## [AIM]
Can you output the records below exactly as they are written?
►
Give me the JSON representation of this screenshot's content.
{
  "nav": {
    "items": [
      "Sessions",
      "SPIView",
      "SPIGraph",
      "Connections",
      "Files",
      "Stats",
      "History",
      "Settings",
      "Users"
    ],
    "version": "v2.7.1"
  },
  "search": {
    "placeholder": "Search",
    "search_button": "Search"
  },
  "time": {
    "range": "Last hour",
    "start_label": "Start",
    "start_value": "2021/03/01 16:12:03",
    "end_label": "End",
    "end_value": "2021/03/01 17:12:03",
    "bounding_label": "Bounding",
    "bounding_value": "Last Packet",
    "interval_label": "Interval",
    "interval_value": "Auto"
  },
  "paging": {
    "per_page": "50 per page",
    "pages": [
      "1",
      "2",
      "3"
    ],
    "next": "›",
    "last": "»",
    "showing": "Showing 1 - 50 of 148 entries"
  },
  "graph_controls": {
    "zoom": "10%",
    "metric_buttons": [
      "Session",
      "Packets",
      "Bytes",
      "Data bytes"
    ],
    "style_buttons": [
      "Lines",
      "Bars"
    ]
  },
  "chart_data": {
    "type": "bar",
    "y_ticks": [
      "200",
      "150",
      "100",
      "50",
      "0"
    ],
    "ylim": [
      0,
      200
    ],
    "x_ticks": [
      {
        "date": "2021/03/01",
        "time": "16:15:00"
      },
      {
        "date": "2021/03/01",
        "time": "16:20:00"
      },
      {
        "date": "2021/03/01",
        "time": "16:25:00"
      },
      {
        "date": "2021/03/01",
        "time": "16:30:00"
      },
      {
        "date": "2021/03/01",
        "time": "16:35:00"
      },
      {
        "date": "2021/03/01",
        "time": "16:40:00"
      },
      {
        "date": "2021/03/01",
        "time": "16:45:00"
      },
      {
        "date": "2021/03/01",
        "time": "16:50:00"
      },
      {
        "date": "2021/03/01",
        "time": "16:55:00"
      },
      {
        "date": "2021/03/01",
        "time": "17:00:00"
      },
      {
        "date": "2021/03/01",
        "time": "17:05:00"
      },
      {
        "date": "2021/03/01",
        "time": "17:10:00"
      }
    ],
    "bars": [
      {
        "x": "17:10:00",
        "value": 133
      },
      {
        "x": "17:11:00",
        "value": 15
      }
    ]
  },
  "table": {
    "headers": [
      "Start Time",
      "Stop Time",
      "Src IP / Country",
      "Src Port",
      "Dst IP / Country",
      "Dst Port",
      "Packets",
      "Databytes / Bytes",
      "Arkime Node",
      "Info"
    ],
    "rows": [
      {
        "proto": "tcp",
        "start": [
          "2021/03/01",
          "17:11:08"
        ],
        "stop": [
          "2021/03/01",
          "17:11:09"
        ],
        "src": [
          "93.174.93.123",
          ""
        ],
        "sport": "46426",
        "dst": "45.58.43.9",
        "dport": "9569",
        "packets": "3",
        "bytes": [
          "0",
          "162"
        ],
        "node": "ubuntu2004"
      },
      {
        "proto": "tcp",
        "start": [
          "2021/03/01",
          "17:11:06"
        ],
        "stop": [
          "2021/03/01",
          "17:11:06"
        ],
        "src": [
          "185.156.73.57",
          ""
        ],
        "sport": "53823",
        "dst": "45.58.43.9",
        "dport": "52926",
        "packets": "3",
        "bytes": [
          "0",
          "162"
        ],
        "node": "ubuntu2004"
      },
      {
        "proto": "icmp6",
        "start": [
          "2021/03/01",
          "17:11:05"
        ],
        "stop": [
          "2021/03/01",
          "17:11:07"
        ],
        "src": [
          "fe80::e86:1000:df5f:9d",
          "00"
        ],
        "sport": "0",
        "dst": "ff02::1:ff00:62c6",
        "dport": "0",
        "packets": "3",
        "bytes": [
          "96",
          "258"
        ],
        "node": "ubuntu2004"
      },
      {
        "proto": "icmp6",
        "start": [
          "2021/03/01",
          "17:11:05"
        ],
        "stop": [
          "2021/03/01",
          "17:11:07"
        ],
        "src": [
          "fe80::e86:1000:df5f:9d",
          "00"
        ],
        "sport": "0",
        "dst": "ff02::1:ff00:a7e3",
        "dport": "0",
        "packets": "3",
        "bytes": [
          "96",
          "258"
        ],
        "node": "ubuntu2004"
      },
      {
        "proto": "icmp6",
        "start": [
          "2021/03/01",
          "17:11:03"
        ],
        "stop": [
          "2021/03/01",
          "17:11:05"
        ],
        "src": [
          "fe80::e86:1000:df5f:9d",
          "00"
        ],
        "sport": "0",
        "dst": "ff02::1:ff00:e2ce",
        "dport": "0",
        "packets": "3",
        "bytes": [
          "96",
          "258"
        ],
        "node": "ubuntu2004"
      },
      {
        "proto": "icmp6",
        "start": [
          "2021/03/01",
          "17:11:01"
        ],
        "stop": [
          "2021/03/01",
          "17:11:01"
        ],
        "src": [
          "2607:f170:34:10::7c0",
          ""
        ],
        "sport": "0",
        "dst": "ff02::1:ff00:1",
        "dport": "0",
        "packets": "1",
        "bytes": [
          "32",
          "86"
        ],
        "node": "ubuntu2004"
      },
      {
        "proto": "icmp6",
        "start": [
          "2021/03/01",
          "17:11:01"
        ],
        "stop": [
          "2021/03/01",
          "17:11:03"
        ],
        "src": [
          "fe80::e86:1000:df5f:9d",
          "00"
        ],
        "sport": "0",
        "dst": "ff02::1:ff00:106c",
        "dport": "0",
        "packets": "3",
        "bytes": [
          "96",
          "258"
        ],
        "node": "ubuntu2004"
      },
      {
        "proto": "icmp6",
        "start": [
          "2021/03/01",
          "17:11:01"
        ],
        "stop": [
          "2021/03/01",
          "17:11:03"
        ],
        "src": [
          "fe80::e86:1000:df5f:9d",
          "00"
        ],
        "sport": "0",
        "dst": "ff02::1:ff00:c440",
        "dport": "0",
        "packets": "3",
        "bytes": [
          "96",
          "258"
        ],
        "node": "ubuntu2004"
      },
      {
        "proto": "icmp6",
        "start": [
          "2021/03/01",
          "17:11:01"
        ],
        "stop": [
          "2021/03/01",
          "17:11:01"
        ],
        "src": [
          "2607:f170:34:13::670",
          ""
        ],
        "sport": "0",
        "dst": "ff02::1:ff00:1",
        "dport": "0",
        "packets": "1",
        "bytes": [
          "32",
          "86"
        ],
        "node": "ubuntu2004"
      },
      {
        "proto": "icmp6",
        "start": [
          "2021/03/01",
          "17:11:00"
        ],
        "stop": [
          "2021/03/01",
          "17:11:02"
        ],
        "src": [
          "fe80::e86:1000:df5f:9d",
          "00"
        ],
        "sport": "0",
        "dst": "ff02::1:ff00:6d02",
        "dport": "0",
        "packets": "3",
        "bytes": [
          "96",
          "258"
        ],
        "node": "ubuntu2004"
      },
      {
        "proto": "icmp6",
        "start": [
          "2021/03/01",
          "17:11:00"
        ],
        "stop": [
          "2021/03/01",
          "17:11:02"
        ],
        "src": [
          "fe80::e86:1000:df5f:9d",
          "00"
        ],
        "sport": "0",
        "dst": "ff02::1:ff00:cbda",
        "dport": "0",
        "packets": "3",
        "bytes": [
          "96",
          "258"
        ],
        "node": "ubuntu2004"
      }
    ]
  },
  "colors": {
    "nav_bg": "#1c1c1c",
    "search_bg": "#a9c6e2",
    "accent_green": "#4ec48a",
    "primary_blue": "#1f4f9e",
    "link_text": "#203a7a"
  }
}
◄
## [ANSWER TO THIS PROBLEM]
Give me the JSON representation of this screenshot's content.
{
  "nav": {
    "items": [
      "Sessions",
      "SPIView",
      "SPIGraph",
      "Connections",
      "Files",
      "Stats",
      "History",
      "Settings",
      "Users"
    ],
    "version": "v2.7.1"
  },
  "search": {
    "placeholder": "Search",
    "search_button": "Search"
  },
  "time": {
    "range": "Last hour",
    "start_label": "Start",
    "start_value": "2021/03/01 16:12:03",
    "end_label": "End",
    "end_value": "2021/03/01 17:12:03",
    "bounding_label": "Bounding",
    "bounding_value": "Last Packet",
    "interval_label": "Interval",
    "interval_value": "Auto"
  },
  "paging": {
    "per_page": "50 per page",
    "pages": [
      "1",
      "2",
      "3"
    ],
    "next": "›",
    "last": "»",
    "showing": "Showing 1 - 50 of 148 entries"
  },
  "graph_controls": {
    "zoom": "10%",
    "metric_buttons": [
      "Session",
      "Packets",
      "Bytes",
      "Data bytes"
    ],
    "style_buttons": [
      "Lines",
      "Bars"
    ]
  },
  "chart_data": {
    "type": "bar",
    "y_ticks": [
      "200",
      "150",
      "100",
      "50",
      "0"
    ],
    "ylim": [
      0,
      200
    ],
    "x_ticks": [
      {
        "date": "2021/03/01",
        "time": "16:15:00"
      },
      {
        "date": "2021/03/01",
        "time": "16:20:00"
      },
      {
        "date": "2021/03/01",
        "time": "16:25:00"
      },
      {
        "date": "2021/03/01",
        "time": "16:30:00"
      },
      {
        "date": "2021/03/01",
        "time": "16:35:00"
      },
      {
        "date": "2021/03/01",
        "time": "16:40:00"
      },
      {
        "date": "2021/03/01",
        "time": "16:45:00"
      },
      {
        "date": "2021/03/01",
        "time": "16:50:00"
      },
      {
        "date": "2021/03/01",
        "time": "16:55:00"
      },
      {
        "date": "2021/03/01",
        "time": "17:00:00"
      },
      {
        "date": "2021/03/01",
        "time": "17:05:00"
      },
      {
        "date": "2021/03/01",
        "time": "17:10:00"
      }
    ],
    "bars": [
      {
        "x": "17:10:00",
        "value": 133
      },
      {
        "x": "17:11:00",
        "value": 15
      }
    ]
  },
  "table": {
    "headers": [
      "Start Time",
      "Stop Time",
      "Src IP / Country",
      "Src Port",
      "Dst IP / Country",
      "Dst Port",
      "Packets",
      "Databytes / Bytes",
      "Arkime Node",
      "Info"
    ],
    "rows": [
      {
        "proto": "tcp",
        "start": [
          "2021/03/01",
          "17:11:08"
        ],
        "stop": [
          "2021/03/01",
          "17:11:09"
        ],
        "src": [
          "93.174.93.123",
          ""
        ],
        "sport": "46426",
        "dst": "45.58.43.9",
        "dport": "9569",
        "packets": "3",
        "bytes": [
          "0",
          "162"
        ],
        "node": "ubuntu2004"
      },
      {
        "proto": "tcp",
        "start": [
          "2021/03/01",
          "17:11:06"
        ],
        "stop": [
          "2021/03/01",
          "17:11:06"
        ],
        "src": [
          "185.156.73.57",
          ""
        ],
        "sport": "53823",
        "dst": "45.58.43.9",
        "dport": "52926",
        "packets": "3",
        "bytes": [
          "0",
          "162"
        ],
        "node": "ubuntu2004"
      },
      {
        "proto": "icmp6",
        "start": [
          "2021/03/01",
          "17:11:05"
        ],
        "stop": [
          "2021/03/01",
          "17:11:07"
        ],
        "src": [
          "fe80::e86:1000:df5f:9d",
          "00"
        ],
        "sport": "0",
        "dst": "ff02::1:ff00:62c6",
        "dport": "0",
        "packets": "3",
        "bytes": [
          "96",
          "258"
        ],
        "node": "ubuntu2004"
      },
      {
        "proto": "icmp6",
        "start": [
          "2021/03/01",
          "17:11:05"
        ],
        "stop": [
          "2021/03/01",
          "17:11:07"
        ],
        "src": [
          "fe80::e86:1000:df5f:9d",
          "00"
        ],
        "sport": "0",
        "dst": "ff02::1:ff00:a7e3",
        "dport": "0",
        "packets": "3",
        "bytes": [
          "96",
          "258"
        ],
        "node": "ubuntu2004"
      },
      {
        "proto": "icmp6",
        "start": [
          "2021/03/01",
          "17:11:03"
        ],
        "stop": [
          "2021/03/01",
          "17:11:05"
        ],
        "src": [
          "fe80::e86:1000:df5f:9d",
          "00"
        ],
        "sport": "0",
        "dst": "ff02::1:ff00:e2ce",
        "dport": "0",
        "packets": "3",
        "bytes": [
          "96",
          "258"
        ],
        "node": "ubuntu2004"
      },
      {
        "proto": "icmp6",
        "start": [
          "2021/03/01",
          "17:11:01"
        ],
        "stop": [
          "2021/03/01",
          "17:11:01"
        ],
        "src": [
          "2607:f170:34:10::7c0",
          ""
        ],
        "sport": "0",
        "dst": "ff02::1:ff00:1",
        "dport": "0",
        "packets": "1",
        "bytes": [
          "32",
          "86"
        ],
        "node": "ubuntu2004"
      },
      {
        "proto": "icmp6",
        "start": [
          "2021/03/01",
          "17:11:01"
        ],
        "stop": [
          "2021/03/01",
          "17:11:03"
        ],
        "src": [
          "fe80::e86:1000:df5f:9d",
          "00"
        ],
        "sport": "0",
        "dst": "ff02::1:ff00:106c",
        "dport": "0",
        "packets": "3",
        "bytes": [
          "96",
          "258"
        ],
        "node": "ubuntu2004"
      },
      {
        "proto": "icmp6",
        "start": [
          "2021/03/01",
          "17:11:01"
        ],
        "stop": [
          "2021/03/01",
          "17:11:03"
        ],
        "src": [
          "fe80::e86:1000:df5f:9d",
          "00"
        ],
        "sport": "0",
        "dst": "ff02::1:ff00:c440",
        "dport": "0",
        "packets": "3",
        "bytes": [
          "96",
          "258"
        ],
        "node": "ubuntu2004"
      },
      {
        "proto": "icmp6",
        "start": [
          "2021/03/01",
          "17:11:01"
        ],
        "stop": [
          "2021/03/01",
          "17:11:01"
        ],
        "src": [
          "2607:f170:34:13::670",
          ""
        ],
        "sport": "0",
        "dst": "ff02::1:ff00:1",
        "dport": "0",
        "packets": "1",
        "bytes": [
          "32",
          "86"
        ],
        "node": "ubuntu2004"
      },
      {
        "proto": "icmp6",
        "start": [
          "2021/03/01",
          "17:11:00"
        ],
        "stop": [
          "2021/03/01",
          "17:11:02"
        ],
        "src": [
          "fe80::e86:1000:df5f:9d",
          "00"
        ],
        "sport": "0",
        "dst": "ff02::1:ff00:6d02",
        "dport": "0",
        "packets": "3",
        "bytes": [
          "96",
          "258"
        ],
        "node": "ubuntu2004"
      },
      {
        "proto": "icmp6",
        "start": [
          "2021/03/01",
          "17:11:00"
        ],
        "stop": [
          "2021/03/01",
          "17:11:02"
        ],
        "src": [
          "fe80::e86:1000:df5f:9d",
          "00"
        ],
        "sport": "0",
        "dst": "ff02::1:ff00:cbda",
        "dport": "0",
        "packets": "3",
        "bytes": [
          "96",
          "258"
        ],
        "node": "ubuntu2004"
      }
    ]
  },
  "colors": {
    "nav_bg": "#1c1c1c",
    "search_bg": "#a9c6e2",
    "accent_green": "#4ec48a",
    "primary_blue": "#1f4f9e",
    "link_text": "#203a7a"
  }
}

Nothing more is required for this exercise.